(Stored dataset items)

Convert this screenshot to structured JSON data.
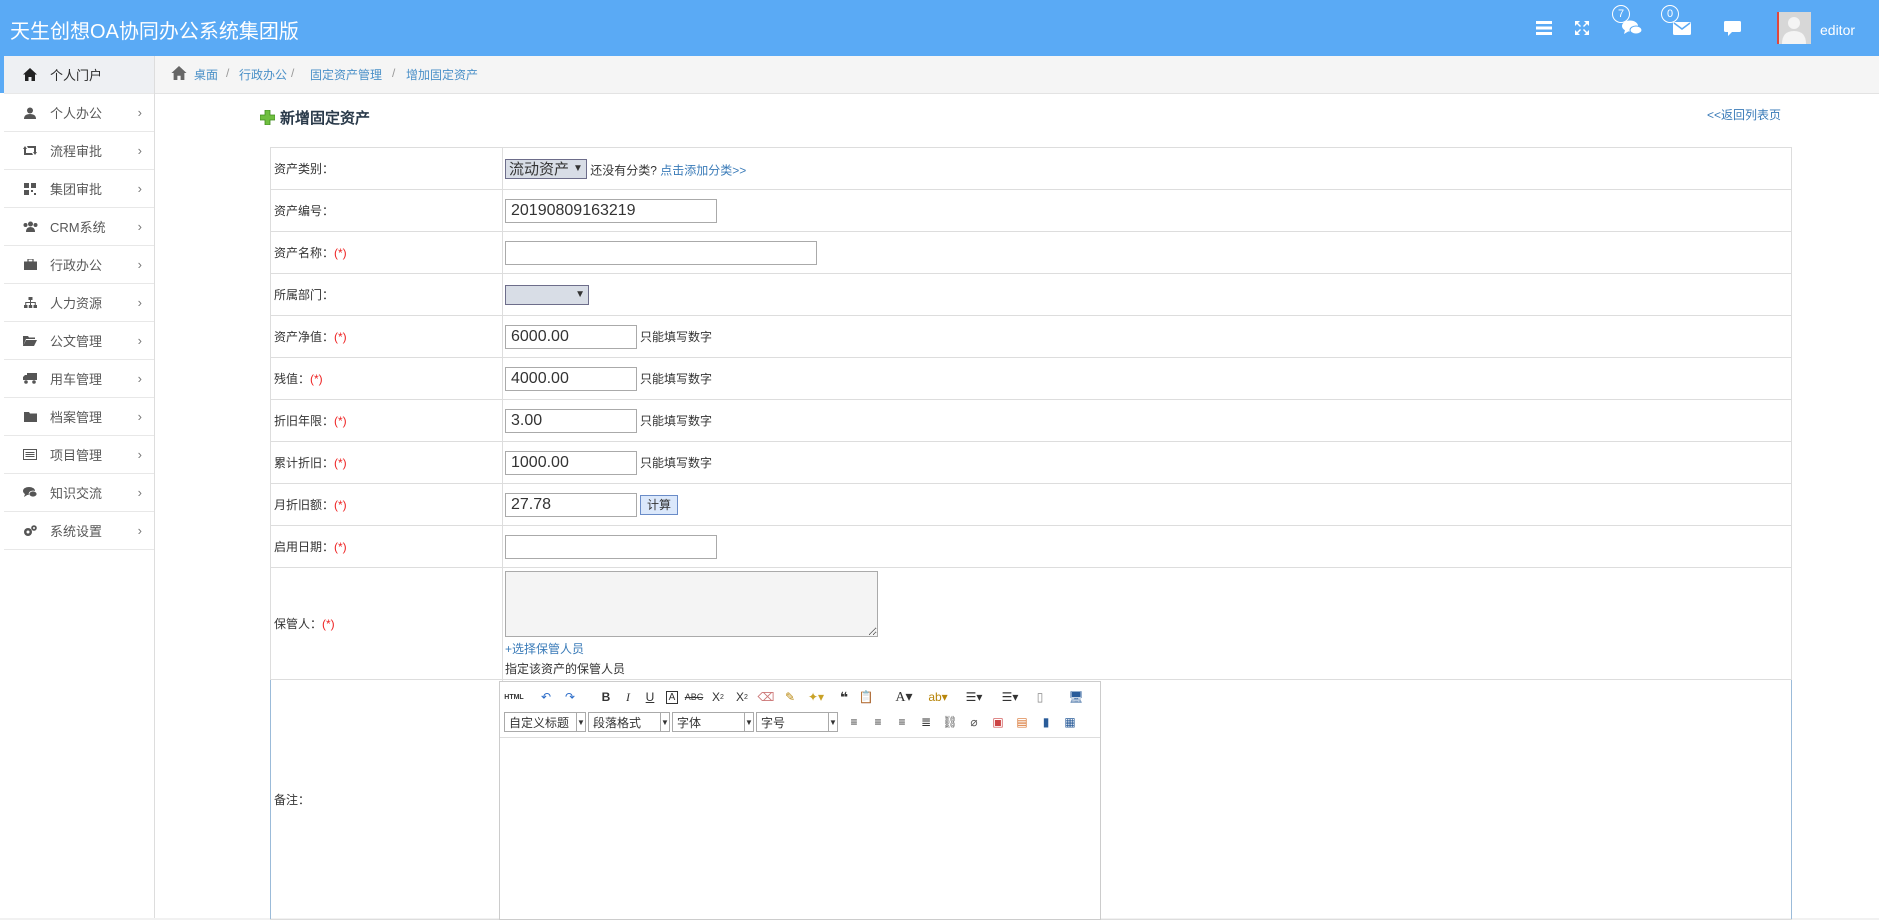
{
  "app": {
    "title": "天生创想OA协同办公系统集团版",
    "username": "editor",
    "msg_count": "7",
    "mail_count": "0"
  },
  "sidebar": {
    "items": [
      {
        "label": "个人门户",
        "icon": "home-icon"
      },
      {
        "label": "个人办公",
        "icon": "user-icon"
      },
      {
        "label": "流程审批",
        "icon": "retweet-icon"
      },
      {
        "label": "集团审批",
        "icon": "qrcode-icon"
      },
      {
        "label": "CRM系统",
        "icon": "group-icon"
      },
      {
        "label": "行政办公",
        "icon": "briefcase-icon"
      },
      {
        "label": "人力资源",
        "icon": "sitemap-icon"
      },
      {
        "label": "公文管理",
        "icon": "folder-open-icon"
      },
      {
        "label": "用车管理",
        "icon": "truck-icon"
      },
      {
        "label": "档案管理",
        "icon": "folder-icon"
      },
      {
        "label": "项目管理",
        "icon": "list-alt-icon"
      },
      {
        "label": "知识交流",
        "icon": "comments-icon"
      },
      {
        "label": "系统设置",
        "icon": "cogs-icon"
      }
    ]
  },
  "breadcrumb": [
    "桌面",
    "行政办公",
    "固定资产管理",
    "增加固定资产"
  ],
  "page": {
    "title": "新增固定资产",
    "back": "<<返回列表页"
  },
  "form": {
    "category_label": "资产类别：",
    "category_value": "流动资产",
    "category_hint": "还没有分类?",
    "category_link": "点击添加分类>>",
    "code_label": "资产编号：",
    "code_value": "20190809163219",
    "name_label": "资产名称：",
    "dept_label": "所属部门：",
    "net_label": "资产净值：",
    "net_value": "6000.00",
    "residual_label": "残值：",
    "residual_value": "4000.00",
    "years_label": "折旧年限：",
    "years_value": "3.00",
    "accum_label": "累计折旧：",
    "accum_value": "1000.00",
    "monthly_label": "月折旧额：",
    "monthly_value": "27.78",
    "calc_button": "计算",
    "start_label": "启用日期：",
    "keeper_label": "保管人：",
    "keeper_link": "+选择保管人员",
    "keeper_hint": "指定该资产的保管人员",
    "note_label": "备注：",
    "required": "(*)",
    "number_hint": "只能填写数字"
  },
  "editor": {
    "dropdowns": [
      "自定义标题",
      "段落格式",
      "字体",
      "字号"
    ]
  }
}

■ Short exercise ■
Print out the lines exactly, skipping any picture.

■ Task answer ■
Convert this screenshot to structured JSON data.
{
  "app": {
    "title": "天生创想OA协同办公系统集团版",
    "username": "editor",
    "msg_count": "7",
    "mail_count": "0"
  },
  "sidebar": {
    "items": [
      {
        "label": "个人门户",
        "icon": "home-icon"
      },
      {
        "label": "个人办公",
        "icon": "user-icon"
      },
      {
        "label": "流程审批",
        "icon": "retweet-icon"
      },
      {
        "label": "集团审批",
        "icon": "qrcode-icon"
      },
      {
        "label": "CRM系统",
        "icon": "group-icon"
      },
      {
        "label": "行政办公",
        "icon": "briefcase-icon"
      },
      {
        "label": "人力资源",
        "icon": "sitemap-icon"
      },
      {
        "label": "公文管理",
        "icon": "folder-open-icon"
      },
      {
        "label": "用车管理",
        "icon": "truck-icon"
      },
      {
        "label": "档案管理",
        "icon": "folder-icon"
      },
      {
        "label": "项目管理",
        "icon": "list-alt-icon"
      },
      {
        "label": "知识交流",
        "icon": "comments-icon"
      },
      {
        "label": "系统设置",
        "icon": "cogs-icon"
      }
    ]
  },
  "breadcrumb": [
    "桌面",
    "行政办公",
    "固定资产管理",
    "增加固定资产"
  ],
  "page": {
    "title": "新增固定资产",
    "back": "<<返回列表页"
  },
  "form": {
    "category_label": "资产类别：",
    "category_value": "流动资产",
    "category_hint": "还没有分类?",
    "category_link": "点击添加分类>>",
    "code_label": "资产编号：",
    "code_value": "20190809163219",
    "name_label": "资产名称：",
    "dept_label": "所属部门：",
    "net_label": "资产净值：",
    "net_value": "6000.00",
    "residual_label": "残值：",
    "residual_value": "4000.00",
    "years_label": "折旧年限：",
    "years_value": "3.00",
    "accum_label": "累计折旧：",
    "accum_value": "1000.00",
    "monthly_label": "月折旧额：",
    "monthly_value": "27.78",
    "calc_button": "计算",
    "start_label": "启用日期：",
    "keeper_label": "保管人：",
    "keeper_link": "+选择保管人员",
    "keeper_hint": "指定该资产的保管人员",
    "note_label": "备注：",
    "required": "(*)",
    "number_hint": "只能填写数字"
  },
  "editor": {
    "dropdowns": [
      "自定义标题",
      "段落格式",
      "字体",
      "字号"
    ]
  }
}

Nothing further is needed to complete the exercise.